» **PROBLEM DESCRIPTION**: Every line below should be repeated exactly.

·····

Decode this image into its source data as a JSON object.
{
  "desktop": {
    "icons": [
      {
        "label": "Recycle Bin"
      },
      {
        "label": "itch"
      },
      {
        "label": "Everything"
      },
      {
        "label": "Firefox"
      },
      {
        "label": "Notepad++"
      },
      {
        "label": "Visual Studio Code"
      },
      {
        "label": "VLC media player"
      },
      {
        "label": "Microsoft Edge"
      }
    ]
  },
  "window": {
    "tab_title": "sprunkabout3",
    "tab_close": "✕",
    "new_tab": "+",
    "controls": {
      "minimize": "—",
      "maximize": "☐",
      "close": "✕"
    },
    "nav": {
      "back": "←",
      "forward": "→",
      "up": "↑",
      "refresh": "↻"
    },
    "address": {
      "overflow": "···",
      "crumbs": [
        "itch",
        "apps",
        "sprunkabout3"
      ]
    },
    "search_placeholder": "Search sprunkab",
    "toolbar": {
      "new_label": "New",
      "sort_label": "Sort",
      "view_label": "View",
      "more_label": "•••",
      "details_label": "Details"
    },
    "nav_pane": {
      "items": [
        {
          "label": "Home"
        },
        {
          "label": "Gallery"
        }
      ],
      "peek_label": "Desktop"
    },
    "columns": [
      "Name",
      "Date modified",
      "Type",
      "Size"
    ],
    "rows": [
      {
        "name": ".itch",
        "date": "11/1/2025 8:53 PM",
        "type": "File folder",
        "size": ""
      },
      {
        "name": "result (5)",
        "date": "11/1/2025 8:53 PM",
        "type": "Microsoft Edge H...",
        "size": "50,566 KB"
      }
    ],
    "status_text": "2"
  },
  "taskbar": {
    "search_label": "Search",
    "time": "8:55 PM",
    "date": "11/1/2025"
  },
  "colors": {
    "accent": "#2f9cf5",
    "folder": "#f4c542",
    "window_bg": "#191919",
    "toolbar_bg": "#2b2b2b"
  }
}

·····

» **SOLVED PROBLEM**:
Decode this image into its source data as a JSON object.
{
  "desktop": {
    "icons": [
      {
        "label": "Recycle Bin"
      },
      {
        "label": "itch"
      },
      {
        "label": "Everything"
      },
      {
        "label": "Firefox"
      },
      {
        "label": "Notepad++"
      },
      {
        "label": "Visual Studio Code"
      },
      {
        "label": "VLC media player"
      },
      {
        "label": "Microsoft Edge"
      }
    ]
  },
  "window": {
    "tab_title": "sprunkabout3",
    "tab_close": "✕",
    "new_tab": "+",
    "controls": {
      "minimize": "—",
      "maximize": "☐",
      "close": "✕"
    },
    "nav": {
      "back": "←",
      "forward": "→",
      "up": "↑",
      "refresh": "↻"
    },
    "address": {
      "overflow": "···",
      "crumbs": [
        "itch",
        "apps",
        "sprunkabout3"
      ]
    },
    "search_placeholder": "Search sprunkab",
    "toolbar": {
      "new_label": "New",
      "sort_label": "Sort",
      "view_label": "View",
      "more_label": "•••",
      "details_label": "Details"
    },
    "nav_pane": {
      "items": [
        {
          "label": "Home"
        },
        {
          "label": "Gallery"
        }
      ],
      "peek_label": "Desktop"
    },
    "columns": [
      "Name",
      "Date modified",
      "Type",
      "Size"
    ],
    "rows": [
      {
        "name": ".itch",
        "date": "11/1/2025 8:53 PM",
        "type": "File folder",
        "size": ""
      },
      {
        "name": "result (5)",
        "date": "11/1/2025 8:53 PM",
        "type": "Microsoft Edge H...",
        "size": "50,566 KB"
      }
    ],
    "status_text": "2"
  },
  "taskbar": {
    "search_label": "Search",
    "time": "8:55 PM",
    "date": "11/1/2025"
  },
  "colors": {
    "accent": "#2f9cf5",
    "folder": "#f4c542",
    "window_bg": "#191919",
    "toolbar_bg": "#2b2b2b"
  }
}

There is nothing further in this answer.